Provided data |
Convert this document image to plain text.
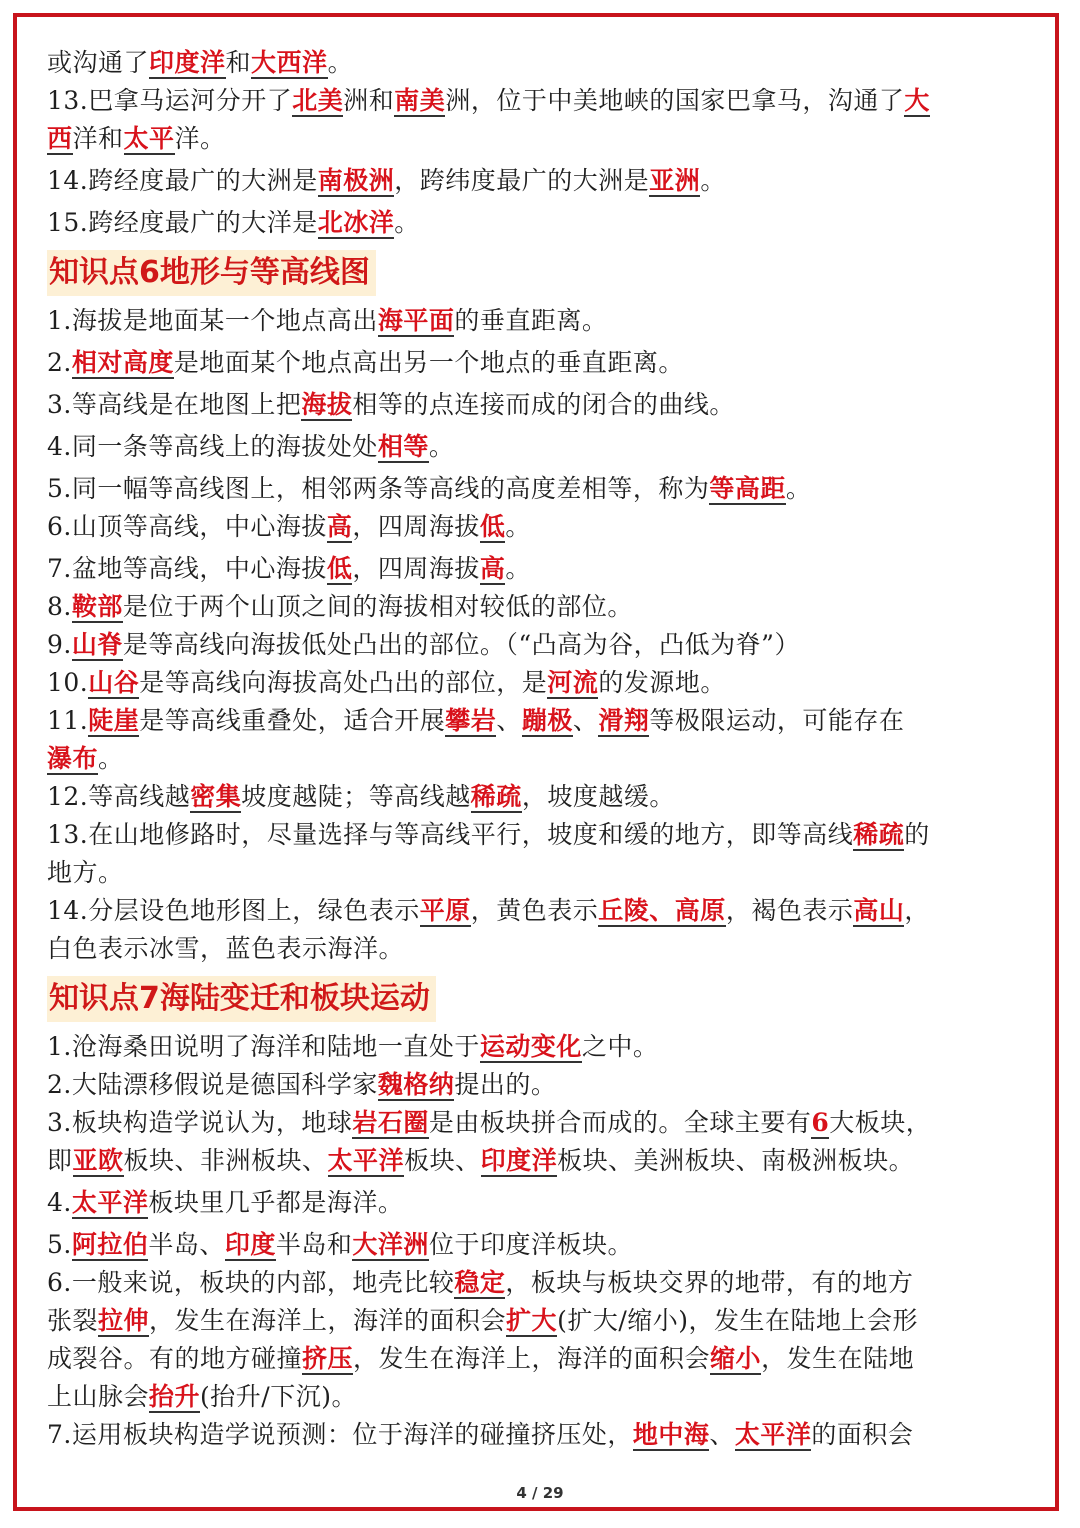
或沟通了印度洋和大西洋。
13.巴拿马运河分开了北美洲和南美洲，位于中美地峡的国家巴拿马，沟通了大
西洋和太平洋。
14.跨经度最广的大洲是南极洲，跨纬度最广的大洲是亚洲。
15.跨经度最广的大洋是北冰洋。
知识点6地形与等高线图
1.海拔是地面某一个地点高出海平面的垂直距离。
2.相对高度是地面某个地点高出另一个地点的垂直距离。
3.等高线是在地图上把海拔相等的点连接而成的闭合的曲线。
4.同一条等高线上的海拔处处相等。
5.同一幅等高线图上，相邻两条等高线的高度差相等，称为等高距。
6.山顶等高线，中心海拔高，四周海拔低。
7.盆地等高线，中心海拔低，四周海拔高。
8.鞍部是位于两个山顶之间的海拔相对较低的部位。
9.山脊是等高线向海拔低处凸出的部位。（“凸高为谷，凸低为脊”）
10.山谷是等高线向海拔高处凸出的部位，是河流的发源地。
11.陡崖是等高线重叠处，适合开展攀岩、蹦极、滑翔等极限运动，可能存在
瀑布。
12.等高线越密集坡度越陡；等高线越稀疏，坡度越缓。
13.在山地修路时，尽量选择与等高线平行，坡度和缓的地方，即等高线稀疏的
地方。
14.分层设色地形图上，绿色表示平原，黄色表示丘陵、高原，褐色表示高山，
白色表示冰雪，蓝色表示海洋。
知识点7海陆变迁和板块运动
1.沧海桑田说明了海洋和陆地一直处于运动变化之中。
2.大陆漂移假说是德国科学家魏格纳提出的。
3.板块构造学说认为，地球岩石圈是由板块拼合而成的。全球主要有6大板块，
即亚欧板块、非洲板块、太平洋板块、印度洋板块、美洲板块、南极洲板块。
4.太平洋板块里几乎都是海洋。
5.阿拉伯半岛、印度半岛和大洋洲位于印度洋板块。
6.一般来说，板块的内部，地壳比较稳定，板块与板块交界的地带，有的地方
张裂拉伸，发生在海洋上，海洋的面积会扩大(扩大/缩小)，发生在陆地上会形
成裂谷。有的地方碰撞挤压，发生在海洋上，海洋的面积会缩小，发生在陆地
上山脉会抬升(抬升/下沉)。
7.运用板块构造学说预测：位于海洋的碰撞挤压处，地中海、太平洋的面积会
4 / 29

Directions for this task | Give the number of lines in the entries that include the string "发生在海洋上", and nothing more.

Exercise result | 2